==== EXCERPTED TEXT

31 October 2009
Because Your Not Worth It. Thank Goodness!
Well, it had to happen. During the night there was a destabilisation of the space-time continuum, obviously centred on my apartment, and I've lost several weeks. It is simply the only explanation. Oh yeah! Well, how do you explain this then.....
Awaking this morning, I pulled on my best pair of tatty jeans and matching tatty t-shirt (I'm a tatty style-meister) and stepped out of the front door for one of my rambles of a Sydney location. Soon discovering myself barefoot, I re-entered my home to complete the ensemble with necessary footwear. Todays excursion would be to Bondi Junction shopping centre, to see the "beautiful" people.
Bondi Junction shopping centre is famous for ear candling and the largest collection of diet books on sale anywhere in the world. It is a place to see and be circumvented, especially if you do not reside in Sydney's eastern suburbs. From the moment I stepped inside the complex, the complete lack of gel in my hair and the wearing of shoes that cost less than dollars 200 singled me out. Even though it is still October there are a smattering of chri$tma$ decorations appearing in the hallways SO either the explanation in my first paragraph holds true or these are decorations they haven't yet taken down from last chri$tma$. I'm right aren't I ?
The "beautiful" people who swarm through Bondi Junction shopping centre are generally dressed like shit, but a much classier kind of shit as in expensive shit. At least compared to me. Which doesn't really say much. The fashion of the season with the ladies is a pair of thongs (expensive ofcourse) with matching coloured toenail polish (which is more expensive than the thongs). The fashion for the gentlemen is a thong wearing girlfriend with coloured toenail polish that matches his car. Trinny and Susannah are full of shit, and it appears that when it comes to todays fashion I may just be the next guru.
The best seller for the day were small pots containing a turds worth of face mud for the quite reasonable price of too much. Applied liberally to the face of an evening, it is designed to open the skins pores to release the stress of credit card debt and enrich with essential something or others that I can't remember so may not be all that essential. The scientific evidence clearly indicated that nine out of ten Hollywood celebrities hadn't said the product was total rubbish and this seemed to be good enough as a flurry of desperates rushed the counter waving their visa's, mastercards, and american express's in the air in a desperate attempt to get one of the last few thousand pots of the product still left for sale. Indeed I could hear many bitchy comments and see the occasional catfight in the queue with the requisite tears. But finally, the gentleman all got their pots of goop and were busy calling their girlfriends on their mobiles as they were off doing something else, probably buying thongs.

========
==== ENTRIES PROVIDED

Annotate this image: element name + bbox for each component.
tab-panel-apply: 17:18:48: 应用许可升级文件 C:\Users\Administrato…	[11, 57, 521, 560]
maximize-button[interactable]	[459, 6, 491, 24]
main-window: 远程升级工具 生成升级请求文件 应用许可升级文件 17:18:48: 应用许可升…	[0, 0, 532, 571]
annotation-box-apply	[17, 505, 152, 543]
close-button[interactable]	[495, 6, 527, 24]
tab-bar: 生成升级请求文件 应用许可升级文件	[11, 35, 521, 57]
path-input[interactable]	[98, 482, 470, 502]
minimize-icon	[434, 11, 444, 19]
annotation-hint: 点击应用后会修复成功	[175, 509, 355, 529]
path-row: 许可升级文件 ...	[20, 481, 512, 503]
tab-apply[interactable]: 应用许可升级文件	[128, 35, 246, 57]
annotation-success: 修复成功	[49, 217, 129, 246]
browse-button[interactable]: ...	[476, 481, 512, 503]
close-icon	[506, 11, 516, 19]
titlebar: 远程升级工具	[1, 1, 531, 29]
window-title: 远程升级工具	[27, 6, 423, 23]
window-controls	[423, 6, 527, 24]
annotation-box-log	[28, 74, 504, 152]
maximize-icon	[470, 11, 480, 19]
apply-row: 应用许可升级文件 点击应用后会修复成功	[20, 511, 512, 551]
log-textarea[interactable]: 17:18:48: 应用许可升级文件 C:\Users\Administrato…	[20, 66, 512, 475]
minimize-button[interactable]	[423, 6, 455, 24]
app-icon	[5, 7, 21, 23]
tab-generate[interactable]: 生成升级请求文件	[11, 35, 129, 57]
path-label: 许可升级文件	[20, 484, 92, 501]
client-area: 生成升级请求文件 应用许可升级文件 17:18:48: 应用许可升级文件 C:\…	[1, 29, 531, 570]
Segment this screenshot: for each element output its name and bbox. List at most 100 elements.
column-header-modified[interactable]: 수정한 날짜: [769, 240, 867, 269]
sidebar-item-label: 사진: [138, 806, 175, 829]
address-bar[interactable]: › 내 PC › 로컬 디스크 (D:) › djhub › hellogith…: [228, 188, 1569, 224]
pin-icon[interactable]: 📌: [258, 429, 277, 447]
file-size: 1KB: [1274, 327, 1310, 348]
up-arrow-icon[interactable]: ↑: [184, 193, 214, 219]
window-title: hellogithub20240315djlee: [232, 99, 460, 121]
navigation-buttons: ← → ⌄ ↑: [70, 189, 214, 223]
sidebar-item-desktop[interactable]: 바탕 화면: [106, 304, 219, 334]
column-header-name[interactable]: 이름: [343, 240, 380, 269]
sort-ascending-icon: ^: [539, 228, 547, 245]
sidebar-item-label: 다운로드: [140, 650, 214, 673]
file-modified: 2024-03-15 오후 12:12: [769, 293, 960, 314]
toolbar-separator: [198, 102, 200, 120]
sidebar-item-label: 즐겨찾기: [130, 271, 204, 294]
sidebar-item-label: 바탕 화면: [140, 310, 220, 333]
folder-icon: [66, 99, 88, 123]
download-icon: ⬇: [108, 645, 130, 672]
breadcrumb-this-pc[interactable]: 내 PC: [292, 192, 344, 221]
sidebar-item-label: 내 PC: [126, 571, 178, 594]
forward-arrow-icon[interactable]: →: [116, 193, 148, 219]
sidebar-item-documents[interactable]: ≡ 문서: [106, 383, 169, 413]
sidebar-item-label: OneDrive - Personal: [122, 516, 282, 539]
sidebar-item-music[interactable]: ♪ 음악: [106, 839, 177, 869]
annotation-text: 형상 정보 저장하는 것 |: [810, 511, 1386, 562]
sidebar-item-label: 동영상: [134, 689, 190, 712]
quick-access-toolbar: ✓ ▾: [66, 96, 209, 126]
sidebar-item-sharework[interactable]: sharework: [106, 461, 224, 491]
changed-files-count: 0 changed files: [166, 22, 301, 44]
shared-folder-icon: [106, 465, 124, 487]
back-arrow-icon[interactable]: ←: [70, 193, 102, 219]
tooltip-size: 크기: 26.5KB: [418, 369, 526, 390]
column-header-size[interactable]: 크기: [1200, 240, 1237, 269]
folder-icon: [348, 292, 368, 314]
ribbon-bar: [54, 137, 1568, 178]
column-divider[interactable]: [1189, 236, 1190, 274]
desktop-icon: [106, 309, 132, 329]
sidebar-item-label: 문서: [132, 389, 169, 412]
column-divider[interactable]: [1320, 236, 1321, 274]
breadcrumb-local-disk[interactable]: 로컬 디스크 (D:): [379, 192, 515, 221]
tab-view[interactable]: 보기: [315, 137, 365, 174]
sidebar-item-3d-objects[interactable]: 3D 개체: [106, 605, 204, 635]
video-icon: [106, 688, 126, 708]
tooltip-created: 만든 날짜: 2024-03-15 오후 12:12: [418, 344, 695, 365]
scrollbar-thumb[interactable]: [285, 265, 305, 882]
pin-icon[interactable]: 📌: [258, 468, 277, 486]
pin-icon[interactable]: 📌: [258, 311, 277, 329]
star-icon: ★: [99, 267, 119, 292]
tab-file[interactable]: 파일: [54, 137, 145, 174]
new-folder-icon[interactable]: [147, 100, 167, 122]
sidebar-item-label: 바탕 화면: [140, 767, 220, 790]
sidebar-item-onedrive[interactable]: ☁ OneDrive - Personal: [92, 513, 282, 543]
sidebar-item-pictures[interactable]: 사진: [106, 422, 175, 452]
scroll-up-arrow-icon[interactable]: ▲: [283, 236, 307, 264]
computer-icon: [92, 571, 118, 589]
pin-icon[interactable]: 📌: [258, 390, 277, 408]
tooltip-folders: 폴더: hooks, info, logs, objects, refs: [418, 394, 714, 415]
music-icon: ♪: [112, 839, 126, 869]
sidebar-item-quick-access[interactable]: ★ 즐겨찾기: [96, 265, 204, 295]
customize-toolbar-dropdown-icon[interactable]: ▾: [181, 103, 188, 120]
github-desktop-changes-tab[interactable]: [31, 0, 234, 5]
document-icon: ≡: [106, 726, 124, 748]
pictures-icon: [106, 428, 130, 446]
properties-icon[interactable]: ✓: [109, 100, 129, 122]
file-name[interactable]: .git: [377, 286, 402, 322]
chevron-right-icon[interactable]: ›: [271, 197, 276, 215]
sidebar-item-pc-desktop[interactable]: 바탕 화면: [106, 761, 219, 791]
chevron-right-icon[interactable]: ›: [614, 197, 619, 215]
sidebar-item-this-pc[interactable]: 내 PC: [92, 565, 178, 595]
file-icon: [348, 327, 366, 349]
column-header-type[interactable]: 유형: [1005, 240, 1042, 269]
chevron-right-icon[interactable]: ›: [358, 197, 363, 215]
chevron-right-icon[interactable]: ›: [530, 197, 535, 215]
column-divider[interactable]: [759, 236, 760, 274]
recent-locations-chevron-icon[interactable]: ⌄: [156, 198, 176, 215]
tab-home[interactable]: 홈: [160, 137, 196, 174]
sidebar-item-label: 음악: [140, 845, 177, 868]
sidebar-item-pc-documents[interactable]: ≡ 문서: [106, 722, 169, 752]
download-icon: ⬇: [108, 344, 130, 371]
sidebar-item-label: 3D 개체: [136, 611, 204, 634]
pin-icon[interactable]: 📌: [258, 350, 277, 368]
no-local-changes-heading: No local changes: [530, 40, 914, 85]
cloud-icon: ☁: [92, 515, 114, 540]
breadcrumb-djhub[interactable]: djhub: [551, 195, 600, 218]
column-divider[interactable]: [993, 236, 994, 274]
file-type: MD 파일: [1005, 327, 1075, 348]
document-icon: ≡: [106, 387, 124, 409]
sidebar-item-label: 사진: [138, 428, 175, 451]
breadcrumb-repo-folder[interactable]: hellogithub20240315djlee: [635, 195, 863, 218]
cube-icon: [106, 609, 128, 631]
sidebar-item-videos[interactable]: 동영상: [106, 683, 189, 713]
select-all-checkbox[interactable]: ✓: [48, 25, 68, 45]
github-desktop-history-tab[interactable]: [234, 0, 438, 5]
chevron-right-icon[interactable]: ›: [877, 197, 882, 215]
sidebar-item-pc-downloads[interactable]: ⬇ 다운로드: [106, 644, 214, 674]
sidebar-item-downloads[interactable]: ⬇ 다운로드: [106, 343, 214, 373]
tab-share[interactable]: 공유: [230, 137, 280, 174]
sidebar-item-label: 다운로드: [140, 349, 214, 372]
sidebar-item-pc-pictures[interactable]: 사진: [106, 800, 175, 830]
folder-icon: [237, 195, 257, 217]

========

EXERCISE REQUIREMENTS
[1] Copy out everything in the Bondi Junction blog post from "Bondi Junction shopping centre is" down to "right aren't I ?", renaming "October" as "November".
[2] According to the Bondi Junction blog post, what is Bondi Junction shopping centre famous for?

TASK ANSWERS
[1]
Bondi Junction shopping centre is famous for ear candling and the largest collection of diet books on sale anywhere in the world. It is a place to see and be circumvented, especially if you do not reside in Sydney's eastern suburbs. From the moment I stepped inside the complex, the complete lack of gel in my hair and the wearing of shoes that cost less than dollars 200 singled me out. Even though it is still November there are a smattering of chri$tma$ decorations appearing in the hallways SO either the explanation in my first paragraph holds true or these are decorations they haven't yet taken down from last chri$tma$. I'm right aren't I ?

[2] Ear candling and the largest collection of diet books on sale anywhere in the world.